## [Data entries]
>>>
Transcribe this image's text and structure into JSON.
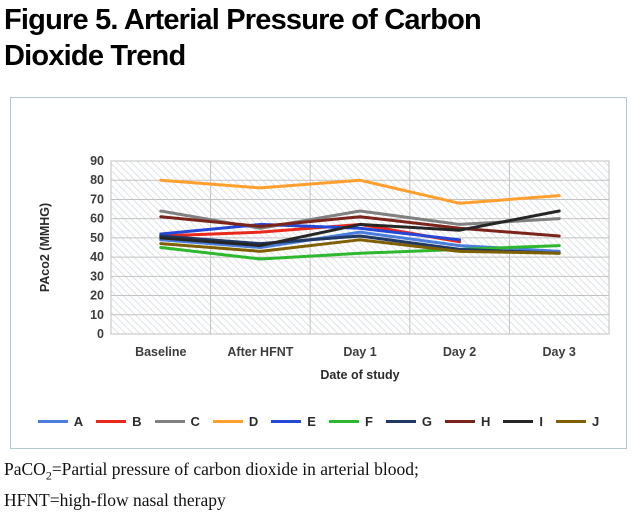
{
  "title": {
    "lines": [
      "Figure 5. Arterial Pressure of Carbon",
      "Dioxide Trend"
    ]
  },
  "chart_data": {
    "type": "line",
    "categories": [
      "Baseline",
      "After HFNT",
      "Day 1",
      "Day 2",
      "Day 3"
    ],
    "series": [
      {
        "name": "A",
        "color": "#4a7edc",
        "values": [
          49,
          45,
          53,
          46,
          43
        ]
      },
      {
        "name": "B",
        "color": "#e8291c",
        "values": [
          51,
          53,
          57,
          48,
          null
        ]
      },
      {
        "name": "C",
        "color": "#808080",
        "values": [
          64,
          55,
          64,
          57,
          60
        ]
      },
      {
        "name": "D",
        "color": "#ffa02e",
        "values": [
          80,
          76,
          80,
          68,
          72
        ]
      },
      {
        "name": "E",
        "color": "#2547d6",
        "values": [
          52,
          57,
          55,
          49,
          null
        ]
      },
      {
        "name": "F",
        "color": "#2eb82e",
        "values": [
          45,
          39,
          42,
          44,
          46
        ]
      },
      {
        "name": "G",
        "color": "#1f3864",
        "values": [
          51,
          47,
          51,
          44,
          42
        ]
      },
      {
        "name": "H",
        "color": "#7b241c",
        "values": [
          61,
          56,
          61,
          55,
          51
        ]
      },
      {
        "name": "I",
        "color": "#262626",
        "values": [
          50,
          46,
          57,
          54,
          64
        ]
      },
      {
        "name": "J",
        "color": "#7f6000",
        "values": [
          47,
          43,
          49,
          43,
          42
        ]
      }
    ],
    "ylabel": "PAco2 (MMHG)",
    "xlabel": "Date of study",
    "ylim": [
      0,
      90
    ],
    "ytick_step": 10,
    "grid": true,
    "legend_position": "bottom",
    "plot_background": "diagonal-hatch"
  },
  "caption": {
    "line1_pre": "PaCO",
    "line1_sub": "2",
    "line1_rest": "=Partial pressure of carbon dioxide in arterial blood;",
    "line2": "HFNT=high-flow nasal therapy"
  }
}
<<<
## [Short exercise]
The entries above should be reproduced exactly, without their pictures.

## [Reply to the exercise]
Transcribe this image's text and structure into JSON.
{
  "title": {
    "lines": [
      "Figure 5. Arterial Pressure of Carbon",
      "Dioxide Trend"
    ]
  },
  "chart_data": {
    "type": "line",
    "categories": [
      "Baseline",
      "After HFNT",
      "Day 1",
      "Day 2",
      "Day 3"
    ],
    "series": [
      {
        "name": "A",
        "color": "#4a7edc",
        "values": [
          49,
          45,
          53,
          46,
          43
        ]
      },
      {
        "name": "B",
        "color": "#e8291c",
        "values": [
          51,
          53,
          57,
          48,
          null
        ]
      },
      {
        "name": "C",
        "color": "#808080",
        "values": [
          64,
          55,
          64,
          57,
          60
        ]
      },
      {
        "name": "D",
        "color": "#ffa02e",
        "values": [
          80,
          76,
          80,
          68,
          72
        ]
      },
      {
        "name": "E",
        "color": "#2547d6",
        "values": [
          52,
          57,
          55,
          49,
          null
        ]
      },
      {
        "name": "F",
        "color": "#2eb82e",
        "values": [
          45,
          39,
          42,
          44,
          46
        ]
      },
      {
        "name": "G",
        "color": "#1f3864",
        "values": [
          51,
          47,
          51,
          44,
          42
        ]
      },
      {
        "name": "H",
        "color": "#7b241c",
        "values": [
          61,
          56,
          61,
          55,
          51
        ]
      },
      {
        "name": "I",
        "color": "#262626",
        "values": [
          50,
          46,
          57,
          54,
          64
        ]
      },
      {
        "name": "J",
        "color": "#7f6000",
        "values": [
          47,
          43,
          49,
          43,
          42
        ]
      }
    ],
    "ylabel": "PAco2 (MMHG)",
    "xlabel": "Date of study",
    "ylim": [
      0,
      90
    ],
    "ytick_step": 10,
    "grid": true,
    "legend_position": "bottom",
    "plot_background": "diagonal-hatch"
  },
  "caption": {
    "line1_pre": "PaCO",
    "line1_sub": "2",
    "line1_rest": "=Partial pressure of carbon dioxide in arterial blood;",
    "line2": "HFNT=high-flow nasal therapy"
  }
}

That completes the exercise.